# WHAT TO WORK ON
Repeat the listing in full. Nothing may be added or left out.

---------------

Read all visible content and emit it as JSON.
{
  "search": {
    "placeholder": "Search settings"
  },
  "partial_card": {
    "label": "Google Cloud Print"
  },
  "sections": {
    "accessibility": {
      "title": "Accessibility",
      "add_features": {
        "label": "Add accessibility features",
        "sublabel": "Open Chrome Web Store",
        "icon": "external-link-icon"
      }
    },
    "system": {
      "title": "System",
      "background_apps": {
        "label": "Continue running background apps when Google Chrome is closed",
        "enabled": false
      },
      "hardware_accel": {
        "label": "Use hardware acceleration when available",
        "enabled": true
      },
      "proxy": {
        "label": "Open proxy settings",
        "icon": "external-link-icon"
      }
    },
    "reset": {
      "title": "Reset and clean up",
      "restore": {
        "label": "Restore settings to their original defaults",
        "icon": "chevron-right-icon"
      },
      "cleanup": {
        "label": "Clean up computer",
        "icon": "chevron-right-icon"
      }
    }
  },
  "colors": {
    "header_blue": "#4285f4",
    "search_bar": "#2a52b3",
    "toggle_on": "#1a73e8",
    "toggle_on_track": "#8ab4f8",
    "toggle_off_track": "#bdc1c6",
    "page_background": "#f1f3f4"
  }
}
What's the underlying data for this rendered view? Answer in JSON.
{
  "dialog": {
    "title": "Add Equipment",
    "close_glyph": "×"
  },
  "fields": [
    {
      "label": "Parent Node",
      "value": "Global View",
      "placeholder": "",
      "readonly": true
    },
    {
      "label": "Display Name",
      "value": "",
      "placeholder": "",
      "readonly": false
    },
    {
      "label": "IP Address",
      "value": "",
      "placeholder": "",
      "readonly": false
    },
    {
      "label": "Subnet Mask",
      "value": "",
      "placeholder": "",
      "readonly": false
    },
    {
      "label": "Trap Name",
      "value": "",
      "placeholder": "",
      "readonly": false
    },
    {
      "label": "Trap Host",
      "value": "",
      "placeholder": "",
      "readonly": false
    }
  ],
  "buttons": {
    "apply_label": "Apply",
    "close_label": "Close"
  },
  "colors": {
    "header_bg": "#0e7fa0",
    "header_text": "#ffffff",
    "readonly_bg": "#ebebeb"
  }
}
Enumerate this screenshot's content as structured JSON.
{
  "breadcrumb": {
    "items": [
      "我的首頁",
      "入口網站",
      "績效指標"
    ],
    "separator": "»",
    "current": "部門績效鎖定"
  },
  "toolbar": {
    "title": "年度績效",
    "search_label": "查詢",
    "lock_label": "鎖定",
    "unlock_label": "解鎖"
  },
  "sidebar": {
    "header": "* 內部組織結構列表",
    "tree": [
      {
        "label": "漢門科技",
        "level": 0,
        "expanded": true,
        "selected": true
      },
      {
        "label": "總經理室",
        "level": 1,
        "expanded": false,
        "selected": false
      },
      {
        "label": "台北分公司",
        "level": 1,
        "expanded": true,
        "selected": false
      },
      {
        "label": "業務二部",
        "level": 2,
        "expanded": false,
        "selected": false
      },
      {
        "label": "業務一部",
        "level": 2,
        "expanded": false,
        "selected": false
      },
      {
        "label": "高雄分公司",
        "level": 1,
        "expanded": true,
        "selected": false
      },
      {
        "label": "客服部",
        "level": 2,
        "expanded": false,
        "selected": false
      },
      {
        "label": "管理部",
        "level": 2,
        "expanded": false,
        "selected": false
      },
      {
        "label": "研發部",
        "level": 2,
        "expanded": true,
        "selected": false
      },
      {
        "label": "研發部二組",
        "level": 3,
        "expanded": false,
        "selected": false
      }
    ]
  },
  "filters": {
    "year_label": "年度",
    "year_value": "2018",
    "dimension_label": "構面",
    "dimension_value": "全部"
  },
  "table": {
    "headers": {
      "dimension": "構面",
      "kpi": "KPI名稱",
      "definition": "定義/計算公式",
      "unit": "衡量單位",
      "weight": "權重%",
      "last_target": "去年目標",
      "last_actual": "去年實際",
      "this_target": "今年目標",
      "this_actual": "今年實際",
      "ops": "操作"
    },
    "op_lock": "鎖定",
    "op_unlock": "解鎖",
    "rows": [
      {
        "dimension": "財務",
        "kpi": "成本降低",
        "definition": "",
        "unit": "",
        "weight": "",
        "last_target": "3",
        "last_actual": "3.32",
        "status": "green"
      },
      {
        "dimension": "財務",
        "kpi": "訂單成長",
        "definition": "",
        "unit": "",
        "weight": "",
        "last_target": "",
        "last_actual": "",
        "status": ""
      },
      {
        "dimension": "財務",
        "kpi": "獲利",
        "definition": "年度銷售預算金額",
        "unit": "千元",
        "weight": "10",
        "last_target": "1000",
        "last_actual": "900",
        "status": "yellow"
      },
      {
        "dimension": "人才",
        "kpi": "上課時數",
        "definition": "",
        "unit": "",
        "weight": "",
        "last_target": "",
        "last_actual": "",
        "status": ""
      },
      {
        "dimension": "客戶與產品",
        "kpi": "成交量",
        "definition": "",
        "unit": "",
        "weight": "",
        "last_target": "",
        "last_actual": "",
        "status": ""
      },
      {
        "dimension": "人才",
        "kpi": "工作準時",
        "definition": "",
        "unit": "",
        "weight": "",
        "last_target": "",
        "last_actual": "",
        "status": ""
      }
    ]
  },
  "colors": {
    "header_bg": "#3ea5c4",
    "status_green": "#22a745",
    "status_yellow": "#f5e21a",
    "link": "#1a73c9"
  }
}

---------------

# RESULT
Read all visible content and emit it as JSON.
{
  "search": {
    "placeholder": "Search settings"
  },
  "partial_card": {
    "label": "Google Cloud Print"
  },
  "sections": {
    "accessibility": {
      "title": "Accessibility",
      "add_features": {
        "label": "Add accessibility features",
        "sublabel": "Open Chrome Web Store",
        "icon": "external-link-icon"
      }
    },
    "system": {
      "title": "System",
      "background_apps": {
        "label": "Continue running background apps when Google Chrome is closed",
        "enabled": false
      },
      "hardware_accel": {
        "label": "Use hardware acceleration when available",
        "enabled": true
      },
      "proxy": {
        "label": "Open proxy settings",
        "icon": "external-link-icon"
      }
    },
    "reset": {
      "title": "Reset and clean up",
      "restore": {
        "label": "Restore settings to their original defaults",
        "icon": "chevron-right-icon"
      },
      "cleanup": {
        "label": "Clean up computer",
        "icon": "chevron-right-icon"
      }
    }
  },
  "colors": {
    "header_blue": "#4285f4",
    "search_bar": "#2a52b3",
    "toggle_on": "#1a73e8",
    "toggle_on_track": "#8ab4f8",
    "toggle_off_track": "#bdc1c6",
    "page_background": "#f1f3f4"
  }
}
What's the underlying data for this rendered view? Answer in JSON.
{
  "dialog": {
    "title": "Add Equipment",
    "close_glyph": "×"
  },
  "fields": [
    {
      "label": "Parent Node",
      "value": "Global View",
      "placeholder": "",
      "readonly": true
    },
    {
      "label": "Display Name",
      "value": "",
      "placeholder": "",
      "readonly": false
    },
    {
      "label": "IP Address",
      "value": "",
      "placeholder": "",
      "readonly": false
    },
    {
      "label": "Subnet Mask",
      "value": "",
      "placeholder": "",
      "readonly": false
    },
    {
      "label": "Trap Name",
      "value": "",
      "placeholder": "",
      "readonly": false
    },
    {
      "label": "Trap Host",
      "value": "",
      "placeholder": "",
      "readonly": false
    }
  ],
  "buttons": {
    "apply_label": "Apply",
    "close_label": "Close"
  },
  "colors": {
    "header_bg": "#0e7fa0",
    "header_text": "#ffffff",
    "readonly_bg": "#ebebeb"
  }
}
Enumerate this screenshot's content as structured JSON.
{
  "breadcrumb": {
    "items": [
      "我的首頁",
      "入口網站",
      "績效指標"
    ],
    "separator": "»",
    "current": "部門績效鎖定"
  },
  "toolbar": {
    "title": "年度績效",
    "search_label": "查詢",
    "lock_label": "鎖定",
    "unlock_label": "解鎖"
  },
  "sidebar": {
    "header": "* 內部組織結構列表",
    "tree": [
      {
        "label": "漢門科技",
        "level": 0,
        "expanded": true,
        "selected": true
      },
      {
        "label": "總經理室",
        "level": 1,
        "expanded": false,
        "selected": false
      },
      {
        "label": "台北分公司",
        "level": 1,
        "expanded": true,
        "selected": false
      },
      {
        "label": "業務二部",
        "level": 2,
        "expanded": false,
        "selected": false
      },
      {
        "label": "業務一部",
        "level": 2,
        "expanded": false,
        "selected": false
      },
      {
        "label": "高雄分公司",
        "level": 1,
        "expanded": true,
        "selected": false
      },
      {
        "label": "客服部",
        "level": 2,
        "expanded": false,
        "selected": false
      },
      {
        "label": "管理部",
        "level": 2,
        "expanded": false,
        "selected": false
      },
      {
        "label": "研發部",
        "level": 2,
        "expanded": true,
        "selected": false
      },
      {
        "label": "研發部二組",
        "level": 3,
        "expanded": false,
        "selected": false
      }
    ]
  },
  "filters": {
    "year_label": "年度",
    "year_value": "2018",
    "dimension_label": "構面",
    "dimension_value": "全部"
  },
  "table": {
    "headers": {
      "dimension": "構面",
      "kpi": "KPI名稱",
      "definition": "定義/計算公式",
      "unit": "衡量單位",
      "weight": "權重%",
      "last_target": "去年目標",
      "last_actual": "去年實際",
      "this_target": "今年目標",
      "this_actual": "今年實際",
      "ops": "操作"
    },
    "op_lock": "鎖定",
    "op_unlock": "解鎖",
    "rows": [
      {
        "dimension": "財務",
        "kpi": "成本降低",
        "definition": "",
        "unit": "",
        "weight": "",
        "last_target": "3",
        "last_actual": "3.32",
        "status": "green"
      },
      {
        "dimension": "財務",
        "kpi": "訂單成長",
        "definition": "",
        "unit": "",
        "weight": "",
        "last_target": "",
        "last_actual": "",
        "status": ""
      },
      {
        "dimension": "財務",
        "kpi": "獲利",
        "definition": "年度銷售預算金額",
        "unit": "千元",
        "weight": "10",
        "last_target": "1000",
        "last_actual": "900",
        "status": "yellow"
      },
      {
        "dimension": "人才",
        "kpi": "上課時數",
        "definition": "",
        "unit": "",
        "weight": "",
        "last_target": "",
        "last_actual": "",
        "status": ""
      },
      {
        "dimension": "客戶與產品",
        "kpi": "成交量",
        "definition": "",
        "unit": "",
        "weight": "",
        "last_target": "",
        "last_actual": "",
        "status": ""
      },
      {
        "dimension": "人才",
        "kpi": "工作準時",
        "definition": "",
        "unit": "",
        "weight": "",
        "last_target": "",
        "last_actual": "",
        "status": ""
      }
    ]
  },
  "colors": {
    "header_bg": "#3ea5c4",
    "status_green": "#22a745",
    "status_yellow": "#f5e21a",
    "link": "#1a73c9"
  }
}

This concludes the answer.